Please return every line of the records below that contains the word "cardiovascular".
━━ DATASET ENTRIES
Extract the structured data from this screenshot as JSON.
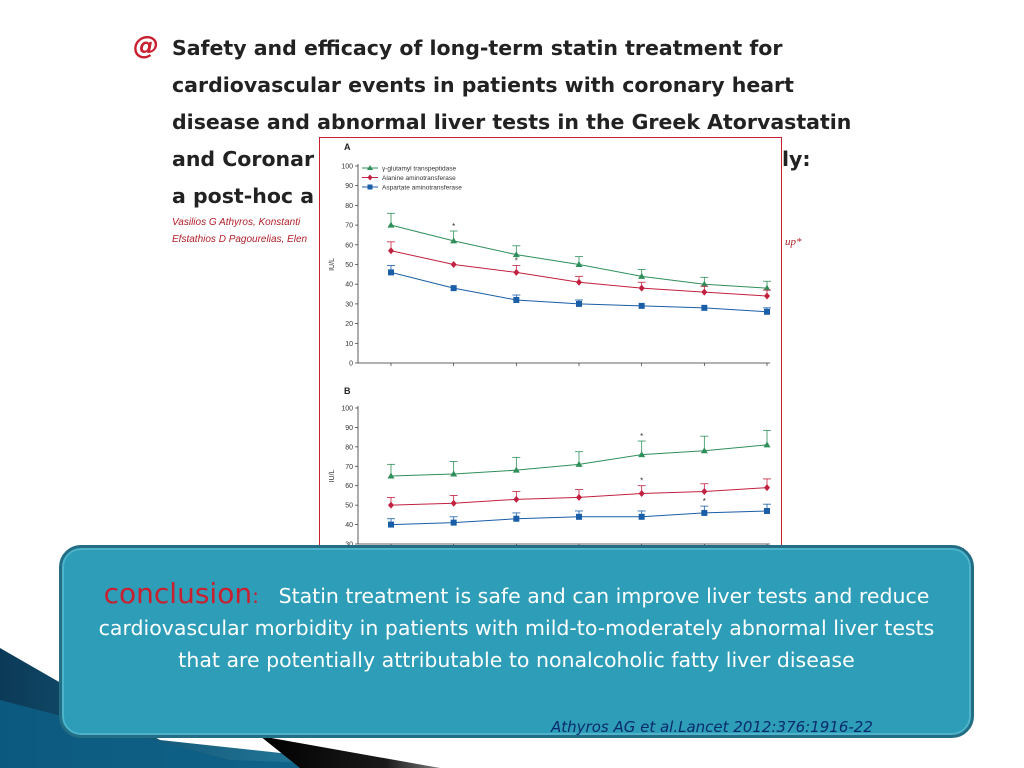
{
  "header": {
    "logo_glyph": "@",
    "title_lines": [
      "Safety and efficacy of long-term statin treatment for",
      "cardiovascular events in patients with coronary heart",
      "disease and abnormal liver tests in the Greek Atorvastatin",
      "and Coronar",
      "a post-hoc a"
    ],
    "title_line4_tail": "ly:",
    "authors_line1": "Vasilios G Athyros, Konstanti",
    "authors_line2": "Efstathios D Pagourelias, Elen",
    "authors_tail": "up*"
  },
  "chart_data": [
    {
      "type": "line",
      "panel_label": "A",
      "ylabel": "IU/L",
      "ylim": [
        0,
        100
      ],
      "yticks": [
        0,
        10,
        20,
        30,
        40,
        50,
        60,
        70,
        80,
        90,
        100
      ],
      "x": [
        0,
        1,
        2,
        3,
        4,
        5,
        6
      ],
      "series": [
        {
          "name": "γ-glutamyl transpeptidase",
          "color": "#2f8f5a",
          "marker": "triangle",
          "values": [
            70,
            62,
            55,
            50,
            44,
            40,
            38
          ],
          "errors": [
            6,
            5,
            4.5,
            4,
            3.5,
            3.5,
            3.5
          ],
          "significant": [
            false,
            true,
            false,
            false,
            false,
            false,
            false
          ]
        },
        {
          "name": "Alanine aminotransferase",
          "color": "#c2203f",
          "marker": "diamond",
          "values": [
            57,
            50,
            46,
            41,
            38,
            36,
            34
          ],
          "errors": [
            4.5,
            0,
            3.5,
            3,
            3,
            3,
            3
          ],
          "significant": [
            false,
            false,
            true,
            false,
            false,
            false,
            false
          ]
        },
        {
          "name": "Aspartate aminotransferase",
          "color": "#1a5ea8",
          "marker": "square",
          "values": [
            46,
            38,
            32,
            30,
            29,
            28,
            26
          ],
          "errors": [
            3.5,
            0,
            2.5,
            2,
            0,
            0,
            2
          ],
          "significant": [
            false,
            false,
            false,
            false,
            false,
            false,
            false
          ]
        }
      ]
    },
    {
      "type": "line",
      "panel_label": "B",
      "ylabel": "IU/L",
      "ylim": [
        30,
        100
      ],
      "yticks": [
        30,
        40,
        50,
        60,
        70,
        80,
        90,
        100
      ],
      "x": [
        0,
        1,
        2,
        3,
        4,
        5,
        6
      ],
      "series": [
        {
          "name": "γ-glutamyl transpeptidase",
          "color": "#2f8f5a",
          "marker": "triangle",
          "values": [
            65,
            66,
            68,
            71,
            76,
            78,
            81
          ],
          "errors": [
            6,
            6.5,
            6.5,
            6.5,
            7,
            7.5,
            7.5
          ],
          "significant": [
            false,
            false,
            false,
            false,
            true,
            false,
            false
          ]
        },
        {
          "name": "Alanine aminotransferase",
          "color": "#c2203f",
          "marker": "diamond",
          "values": [
            50,
            51,
            53,
            54,
            56,
            57,
            59
          ],
          "errors": [
            4,
            4,
            4,
            4,
            4,
            4,
            4.5
          ],
          "significant": [
            false,
            false,
            false,
            false,
            true,
            false,
            false
          ]
        },
        {
          "name": "Aspartate aminotransferase",
          "color": "#1a5ea8",
          "marker": "square",
          "values": [
            40,
            41,
            43,
            44,
            44,
            46,
            47
          ],
          "errors": [
            3,
            3,
            3,
            3,
            3,
            3.5,
            3.5
          ],
          "significant": [
            false,
            false,
            false,
            false,
            false,
            true,
            false
          ]
        }
      ]
    }
  ],
  "conclusion": {
    "heading": "conclusion",
    "colon": ":",
    "text": "Statin treatment is safe and can improve liver tests and reduce cardiovascular morbidity in patients with mild-to-moderately abnormal liver tests that are potentially attributable to nonalcoholic fatty liver disease"
  },
  "citation": "Athyros AG et al.Lancet 2012:376:1916-22",
  "colors": {
    "box_fill": "#2d9db8",
    "box_border": "#236e85",
    "accent_red": "#c8202f",
    "citation_navy": "#0a2b6b"
  }
}
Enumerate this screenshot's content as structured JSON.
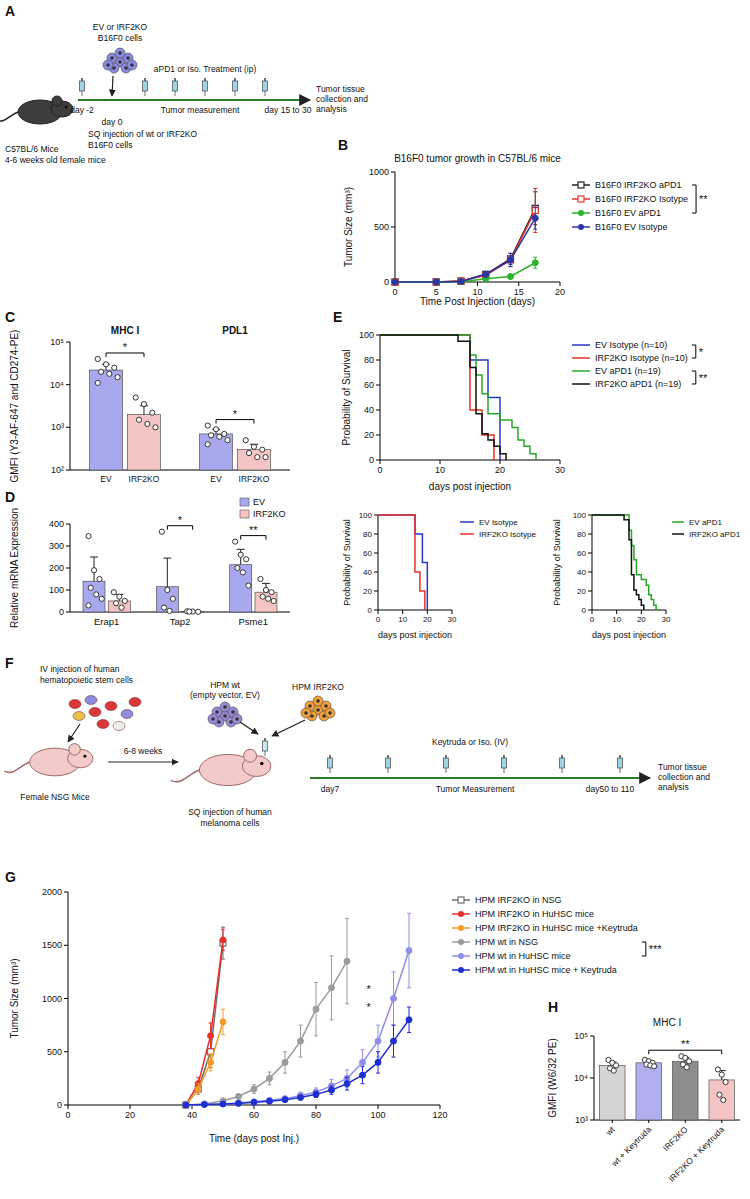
━━━━
▸ **EXERCISE ANSWER**
      "cardiovascular events in patients with coronary heart",
    "text": "Statin treatment is safe and can improve liver tests and reduce cardiovascular morbidity in patients with mild-to-moderately abnormal liver tests that are potentially attributable to nonalcoholic fatty liver disease"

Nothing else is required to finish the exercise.